Esercizi da svolgere:
- A) Risponda alle seguenti domande sull'intervista a Massimo Giletti:
(i) In quale programma e accanto a chi Giletti ha esordito come giornalista?
(ii) Da chi viene intervistato Giletti al Passaggi Festival?
(iii) Su quale genere si concentra il Passaggi Festival?
- B) Prosegua l'intervista a Massimo Giletti a partire dall'ultima domanda riportata.

Documento:
::::

Massimo Giletti da giornalista si è fatto le ossa esordendo a “Mixer” con Gianni Minoli. Poi il grande successo come conduttore televisivo, i tanti programmi fino all’attuale “Non è L’Arena” su La7. Lo incontro a Passaggi Festival cui partecipa, intervistato da Nando Dalla Chiesa, nelle vesti di accalorato, appassionato, veemente difensore delle sorelle Napoli, sulla cui pluriennale storia di kafkiani soprusi subiti ha scritto un libro edito da Mondadori. Giletti non si risparmia né si sottrae al foltissimo pubblico di ammiratori che lo attende paziente per il firmacopie, da cui esce esausto. Ma nemmeno intende sottrarre tempo a Mangialibri, che dice di conoscere e stimare. E di questo gliene siamo grati.
Passaggi, un Festival quanto meno fuori dal comune per il suo focus sulla Saggistica, celebra il tuo esordio letterario proprio con un testo che è parte inchiesta parte cronaca. Come mai la scelta di esordire con un genere che non si presta certo a facili operazioni di marketing?
Perché è un libro che racconta una battaglia che ho voluto fare e che aiuta a comprendere quanto sia difficile stare insieme a delle donne che hanno avuto coraggio e combattono tutti i giorni. Io non le voglio lasciar sole. È una cosa che va in controtendenza come dici tu però i libri servono anche per fare una fotografia di una realtà che va combattuta.
Le dannate affronta un tema come la lotta alla Mafia che, se non è mai stato popolare, mai come negli ultimi anni è stato accantonato dalla narrativa politica, che sembra preferire uno storytelling più edulcorato. Quante difficoltà hai avuto nel reperire i materiali o parlare con i protagonisti?

::::

Dati estratti:
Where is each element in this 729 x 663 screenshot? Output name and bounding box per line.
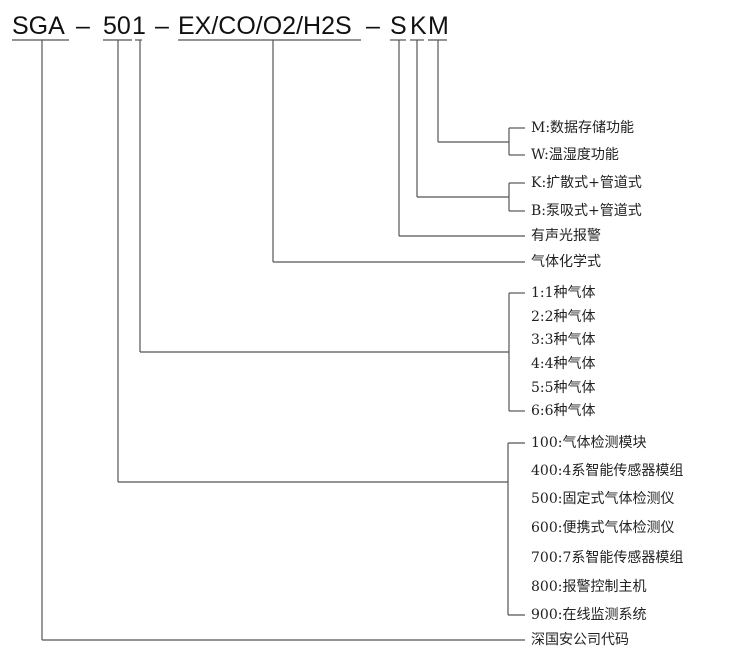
label-gas-count: 1:1种气体 (531, 285, 596, 301)
code-alarm: S (390, 12, 407, 40)
label-formula: 气体化学式 (531, 254, 601, 270)
label-series: 500:固定式气体检测仪 (531, 491, 675, 507)
label-series: 700:7系智能传感器模组 (531, 550, 684, 566)
label-gas-count: 4:4种气体 (531, 356, 596, 372)
label-gas-count: 6:6种气体 (531, 403, 596, 419)
label-series: 800:报警控制主机 (531, 579, 647, 595)
code-function: M (428, 12, 449, 40)
code-gas-count: 1 (132, 12, 146, 40)
label-prefix: 深国安公司代码 (531, 632, 629, 648)
label-sampling-k: K:扩散式+管道式 (531, 175, 642, 191)
label-gas-count: 2:2种气体 (531, 309, 596, 325)
label-series: 100:气体检测模块 (531, 435, 647, 451)
code-formula: EX/CO/O2/H2S (178, 12, 352, 40)
code-dash: – (155, 12, 169, 40)
label-function-w: W:温湿度功能 (531, 147, 619, 163)
label-series: 900:在线监测系统 (531, 607, 647, 623)
label-function-m: M:数据存储功能 (531, 120, 635, 136)
label-sampling-b: B:泵吸式+管道式 (531, 203, 642, 219)
code-prefix: SGA (12, 12, 65, 40)
label-series: 600:便携式气体检测仪 (531, 520, 675, 536)
code-series: 50 (103, 12, 131, 40)
label-series: 400:4系智能传感器模组 (531, 463, 684, 479)
label-gas-count: 3:3种气体 (531, 332, 596, 348)
code-dash: – (76, 12, 90, 40)
code-sampling: K (410, 12, 427, 40)
code-dash: – (366, 12, 380, 40)
label-gas-count: 5:5种气体 (531, 380, 596, 396)
label-alarm: 有声光报警 (531, 228, 601, 244)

::::

Risposte scritte:
- A)
(i) In "Mixer", con Gianni Minoli.
(ii) Da Nando Dalla Chiesa.
(iii) Sulla saggistica.

- B)
La raccolta del materiale è stata la parte più difficile, perché finché c’è da scrivere, raccontare emozioni sono bravo. Reperire i documenti è faticosissimo, ma erano necessari, fondamentali. Ho fatto di tutto per trovarli e non è stato facile né bello. Questa è una storia in cui spesso le Istituzioni si sono prestate a dare carburante alla macchina del fango, per cui non tutti i documenti avevano la stessa valenza o servivano a stabilire verità sulle sorelle Napoli. Pensa che quando sono andato in Parlamento a prendere visione dei documenti della Commissione Parlamentare antimafia, ho fatto scattare una sorta di campanello d’allarme, ho avuto una persona che mi ha seguito tutto il tempo, nessuno capiva dove volessi andare parare con le mie ricerche. A me questa ricerca è costata un processo per aver chiesto a un sindaco: “Ma lei dov’era durante tutta questa storia?”… Io ho le spalle larghe e uno stipendio importante, ma penso a tutti i ragazzi che vanno in prima linea a scrivere di mafia e vengono mandati a processo, e se perdono devono pagare. Questo è il punto grave, inaccettabile. Il fatto che ancora oggi si possa giocare a travisare la realtà della mafia.
Ci racconti in poche parole cosa ti ha colpito delle sorelle Napoli?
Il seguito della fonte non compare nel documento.